● WHAT TO WORK ON
Set down all of the data exactly as it appears.
# START OF GIVEN RECORDS
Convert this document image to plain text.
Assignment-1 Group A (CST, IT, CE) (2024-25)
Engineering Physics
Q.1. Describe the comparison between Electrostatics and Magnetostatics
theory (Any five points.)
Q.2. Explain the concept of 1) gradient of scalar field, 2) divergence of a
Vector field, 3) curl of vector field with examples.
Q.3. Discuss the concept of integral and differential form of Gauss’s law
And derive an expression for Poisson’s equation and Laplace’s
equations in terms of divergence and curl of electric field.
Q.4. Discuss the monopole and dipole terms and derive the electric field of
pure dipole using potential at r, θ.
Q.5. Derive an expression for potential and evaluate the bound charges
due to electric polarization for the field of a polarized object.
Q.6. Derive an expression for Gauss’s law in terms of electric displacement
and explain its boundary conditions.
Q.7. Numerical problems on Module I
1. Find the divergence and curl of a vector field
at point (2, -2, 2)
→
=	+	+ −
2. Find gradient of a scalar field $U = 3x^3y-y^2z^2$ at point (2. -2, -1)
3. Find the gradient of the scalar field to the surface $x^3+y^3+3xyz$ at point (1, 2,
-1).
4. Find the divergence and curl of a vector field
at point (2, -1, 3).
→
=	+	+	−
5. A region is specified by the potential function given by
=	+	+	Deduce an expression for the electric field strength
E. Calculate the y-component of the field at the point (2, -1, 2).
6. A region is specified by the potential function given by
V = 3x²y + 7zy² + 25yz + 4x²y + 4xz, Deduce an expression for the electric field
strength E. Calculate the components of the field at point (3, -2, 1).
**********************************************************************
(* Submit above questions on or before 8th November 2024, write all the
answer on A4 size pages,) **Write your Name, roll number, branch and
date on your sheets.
# END OF GIVEN RECORDS
● EXPECTED ANSWER
Convert this document image to plain text.
Assignment-1 Group A (CST, IT, CE) (2024-25)
Engineering Physics
Q.1. Describe the comparison between Electrostatics and Magnetostatics
theory (Any five points.)
Q.2. Explain the concept of 1) gradient of scalar field, 2) divergence of a
Vector field, 3) curl of vector field with examples.
Q.3. Discuss the concept of integral and differential form of Gauss’s law
And derive an expression for Poisson’s equation and Laplace’s
equations in terms of divergence and curl of electric field.
Q.4. Discuss the monopole and dipole terms and derive the electric field of
pure dipole using potential at r, θ.
Q.5. Derive an expression for potential and evaluate the bound charges
due to electric polarization for the field of a polarized object.
Q.6. Derive an expression for Gauss’s law in terms of electric displacement
and explain its boundary conditions.
Q.7. Numerical problems on Module I
1. Find the divergence and curl of a vector field
at point (2, -2, 2)
→
=	+	+ −
2. Find gradient of a scalar field $U = 3x^3y-y^2z^2$ at point (2. -2, -1)
3. Find the gradient of the scalar field to the surface $x^3+y^3+3xyz$ at point (1, 2,
-1).
4. Find the divergence and curl of a vector field
at point (2, -1, 3).
→
=	+	+	−
5. A region is specified by the potential function given by
=	+	+	Deduce an expression for the electric field strength
E. Calculate the y-component of the field at the point (2, -1, 2).
6. A region is specified by the potential function given by
V = 3x²y + 7zy² + 25yz + 4x²y + 4xz, Deduce an expression for the electric field
strength E. Calculate the components of the field at point (3, -2, 1).
**********************************************************************
(* Submit above questions on or before 8th November 2024, write all the
answer on A4 size pages,) **Write your Name, roll number, branch and
date on your sheets.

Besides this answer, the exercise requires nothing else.